[GOAL] Go through the material below and copy all lines with "name".

[Figure record extracts]
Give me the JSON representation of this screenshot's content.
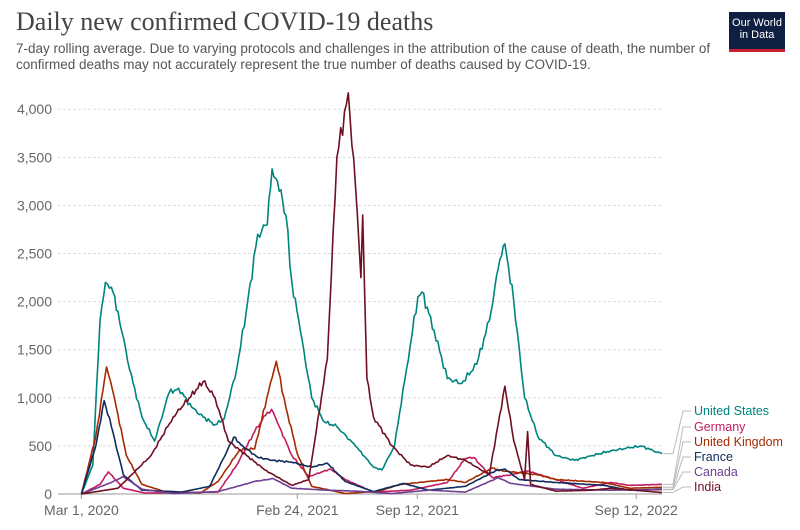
{
  "title": "Daily new confirmed COVID-19 deaths",
  "subtitle": "7-day rolling average. Due to varying protocols and challenges in the attribution of the cause of death, the number of confirmed deaths may not accurately represent the true number of deaths caused by COVID-19.",
  "logo": {
    "line1": "Our World",
    "line2": "in Data",
    "bg": "#0f1f41",
    "accent": "#c7202f"
  },
  "chart_data": {
    "type": "line",
    "title": "Daily new confirmed COVID-19 deaths",
    "ylim": [
      0,
      4200
    ],
    "yticks": [
      0,
      500,
      1000,
      1500,
      2000,
      2500,
      3000,
      3500,
      4000
    ],
    "ytick_labels": [
      "0",
      "500",
      "1,000",
      "1,500",
      "2,000",
      "2,500",
      "3,000",
      "3,500",
      "4,000"
    ],
    "xlim": [
      "2020-01-22",
      "2022-10-25"
    ],
    "xticks": [
      "2020-03-01",
      "2021-02-24",
      "2021-09-12",
      "2022-09-12"
    ],
    "xtick_labels": [
      "Mar 1, 2020",
      "Feb 24, 2021",
      "Sep 12, 2021",
      "Sep 12, 2022"
    ],
    "grid": true,
    "legend": "right",
    "series": [
      {
        "name": "United States",
        "color": "#00847e",
        "points": [
          [
            "2020-03-01",
            0
          ],
          [
            "2020-03-20",
            300
          ],
          [
            "2020-04-01",
            1800
          ],
          [
            "2020-04-10",
            2200
          ],
          [
            "2020-04-20",
            2150
          ],
          [
            "2020-05-01",
            1900
          ],
          [
            "2020-05-20",
            1300
          ],
          [
            "2020-06-10",
            800
          ],
          [
            "2020-07-01",
            550
          ],
          [
            "2020-07-25",
            1050
          ],
          [
            "2020-08-10",
            1100
          ],
          [
            "2020-09-01",
            900
          ],
          [
            "2020-09-20",
            800
          ],
          [
            "2020-10-10",
            720
          ],
          [
            "2020-10-25",
            780
          ],
          [
            "2020-11-15",
            1300
          ],
          [
            "2020-12-01",
            1900
          ],
          [
            "2020-12-20",
            2700
          ],
          [
            "2021-01-05",
            2800
          ],
          [
            "2021-01-13",
            3380
          ],
          [
            "2021-01-22",
            3250
          ],
          [
            "2021-02-05",
            2900
          ],
          [
            "2021-02-15",
            2200
          ],
          [
            "2021-03-01",
            1700
          ],
          [
            "2021-03-20",
            1000
          ],
          [
            "2021-04-10",
            750
          ],
          [
            "2021-05-01",
            700
          ],
          [
            "2021-06-01",
            500
          ],
          [
            "2021-07-01",
            280
          ],
          [
            "2021-07-15",
            250
          ],
          [
            "2021-08-05",
            500
          ],
          [
            "2021-08-25",
            1300
          ],
          [
            "2021-09-13",
            2050
          ],
          [
            "2021-09-20",
            2100
          ],
          [
            "2021-10-10",
            1700
          ],
          [
            "2021-11-01",
            1200
          ],
          [
            "2021-11-25",
            1150
          ],
          [
            "2021-12-20",
            1350
          ],
          [
            "2022-01-10",
            1800
          ],
          [
            "2022-01-25",
            2350
          ],
          [
            "2022-02-05",
            2600
          ],
          [
            "2022-02-20",
            2000
          ],
          [
            "2022-03-10",
            1000
          ],
          [
            "2022-04-01",
            600
          ],
          [
            "2022-05-01",
            400
          ],
          [
            "2022-06-01",
            350
          ],
          [
            "2022-07-01",
            400
          ],
          [
            "2022-08-01",
            450
          ],
          [
            "2022-09-01",
            480
          ],
          [
            "2022-09-20",
            500
          ],
          [
            "2022-10-10",
            450
          ],
          [
            "2022-10-25",
            420
          ]
        ]
      },
      {
        "name": "Germany",
        "color": "#c21c62",
        "points": [
          [
            "2020-03-01",
            0
          ],
          [
            "2020-04-01",
            100
          ],
          [
            "2020-04-15",
            230
          ],
          [
            "2020-05-10",
            60
          ],
          [
            "2020-06-15",
            10
          ],
          [
            "2020-10-15",
            20
          ],
          [
            "2020-11-15",
            300
          ],
          [
            "2020-12-15",
            650
          ],
          [
            "2021-01-05",
            850
          ],
          [
            "2021-01-12",
            880
          ],
          [
            "2021-01-25",
            700
          ],
          [
            "2021-02-15",
            400
          ],
          [
            "2021-03-15",
            180
          ],
          [
            "2021-04-20",
            260
          ],
          [
            "2021-05-15",
            150
          ],
          [
            "2021-07-01",
            20
          ],
          [
            "2021-09-01",
            40
          ],
          [
            "2021-11-01",
            120
          ],
          [
            "2021-12-01",
            370
          ],
          [
            "2021-12-15",
            380
          ],
          [
            "2022-01-15",
            170
          ],
          [
            "2022-02-15",
            200
          ],
          [
            "2022-03-15",
            240
          ],
          [
            "2022-05-01",
            150
          ],
          [
            "2022-06-15",
            60
          ],
          [
            "2022-08-01",
            120
          ],
          [
            "2022-09-01",
            90
          ],
          [
            "2022-10-25",
            100
          ]
        ]
      },
      {
        "name": "United Kingdom",
        "color": "#a52a00",
        "points": [
          [
            "2020-03-01",
            0
          ],
          [
            "2020-03-25",
            600
          ],
          [
            "2020-04-12",
            1320
          ],
          [
            "2020-04-25",
            1000
          ],
          [
            "2020-05-15",
            400
          ],
          [
            "2020-06-10",
            100
          ],
          [
            "2020-07-15",
            30
          ],
          [
            "2020-09-15",
            10
          ],
          [
            "2020-10-15",
            130
          ],
          [
            "2020-11-20",
            460
          ],
          [
            "2020-12-15",
            470
          ],
          [
            "2021-01-10",
            1150
          ],
          [
            "2021-01-20",
            1380
          ],
          [
            "2021-02-05",
            900
          ],
          [
            "2021-02-25",
            400
          ],
          [
            "2021-03-20",
            80
          ],
          [
            "2021-05-15",
            5
          ],
          [
            "2021-07-10",
            30
          ],
          [
            "2021-08-15",
            100
          ],
          [
            "2021-10-01",
            130
          ],
          [
            "2021-11-01",
            150
          ],
          [
            "2021-12-01",
            120
          ],
          [
            "2022-01-15",
            270
          ],
          [
            "2022-02-01",
            240
          ],
          [
            "2022-04-01",
            200
          ],
          [
            "2022-05-01",
            150
          ],
          [
            "2022-07-20",
            120
          ],
          [
            "2022-09-01",
            60
          ],
          [
            "2022-10-25",
            70
          ]
        ]
      },
      {
        "name": "France",
        "color": "#0f2c5c",
        "points": [
          [
            "2020-03-01",
            0
          ],
          [
            "2020-03-25",
            500
          ],
          [
            "2020-04-08",
            970
          ],
          [
            "2020-04-20",
            700
          ],
          [
            "2020-05-10",
            200
          ],
          [
            "2020-06-10",
            40
          ],
          [
            "2020-08-15",
            20
          ],
          [
            "2020-10-01",
            80
          ],
          [
            "2020-11-10",
            590
          ],
          [
            "2020-11-25",
            500
          ],
          [
            "2020-12-20",
            380
          ],
          [
            "2021-01-15",
            350
          ],
          [
            "2021-02-15",
            330
          ],
          [
            "2021-03-20",
            280
          ],
          [
            "2021-04-15",
            320
          ],
          [
            "2021-05-15",
            130
          ],
          [
            "2021-07-01",
            25
          ],
          [
            "2021-08-20",
            110
          ],
          [
            "2021-10-01",
            40
          ],
          [
            "2021-12-01",
            80
          ],
          [
            "2022-01-20",
            240
          ],
          [
            "2022-02-05",
            260
          ],
          [
            "2022-03-01",
            150
          ],
          [
            "2022-05-01",
            120
          ],
          [
            "2022-07-20",
            90
          ],
          [
            "2022-09-01",
            40
          ],
          [
            "2022-10-25",
            50
          ]
        ]
      },
      {
        "name": "Canada",
        "color": "#6d3e91",
        "points": [
          [
            "2020-03-01",
            0
          ],
          [
            "2020-04-20",
            120
          ],
          [
            "2020-05-10",
            180
          ],
          [
            "2020-06-10",
            50
          ],
          [
            "2020-08-01",
            5
          ],
          [
            "2020-10-15",
            25
          ],
          [
            "2020-12-15",
            130
          ],
          [
            "2021-01-15",
            160
          ],
          [
            "2021-02-15",
            60
          ],
          [
            "2021-04-15",
            40
          ],
          [
            "2021-06-01",
            30
          ],
          [
            "2021-08-01",
            5
          ],
          [
            "2021-10-01",
            40
          ],
          [
            "2021-12-01",
            20
          ],
          [
            "2022-01-25",
            170
          ],
          [
            "2022-02-15",
            110
          ],
          [
            "2022-05-01",
            50
          ],
          [
            "2022-08-01",
            40
          ],
          [
            "2022-10-25",
            45
          ]
        ]
      },
      {
        "name": "India",
        "color": "#6f0f21",
        "points": [
          [
            "2020-03-01",
            0
          ],
          [
            "2020-05-01",
            60
          ],
          [
            "2020-06-25",
            400
          ],
          [
            "2020-08-01",
            800
          ],
          [
            "2020-09-20",
            1170
          ],
          [
            "2020-10-10",
            1000
          ],
          [
            "2020-11-01",
            550
          ],
          [
            "2021-01-01",
            250
          ],
          [
            "2021-02-15",
            90
          ],
          [
            "2021-03-15",
            150
          ],
          [
            "2021-04-15",
            1400
          ],
          [
            "2021-05-01",
            3500
          ],
          [
            "2021-05-20",
            4170
          ],
          [
            "2021-06-01",
            3200
          ],
          [
            "2021-06-10",
            2250
          ],
          [
            "2021-06-13",
            2900
          ],
          [
            "2021-06-20",
            1200
          ],
          [
            "2021-07-01",
            800
          ],
          [
            "2021-08-01",
            500
          ],
          [
            "2021-09-01",
            300
          ],
          [
            "2021-10-01",
            280
          ],
          [
            "2021-11-01",
            400
          ],
          [
            "2021-12-01",
            350
          ],
          [
            "2022-01-10",
            200
          ],
          [
            "2022-02-05",
            1120
          ],
          [
            "2022-02-20",
            550
          ],
          [
            "2022-03-10",
            150
          ],
          [
            "2022-03-15",
            650
          ],
          [
            "2022-03-20",
            100
          ],
          [
            "2022-05-01",
            30
          ],
          [
            "2022-07-01",
            40
          ],
          [
            "2022-08-01",
            60
          ],
          [
            "2022-10-25",
            15
          ]
        ]
      }
    ]
  }
}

[FINAL RESULT]
        "name": "United States",
        "name": "Germany",
        "name": "United Kingdom",
        "name": "France",
        "name": "Canada",
        "name": "India",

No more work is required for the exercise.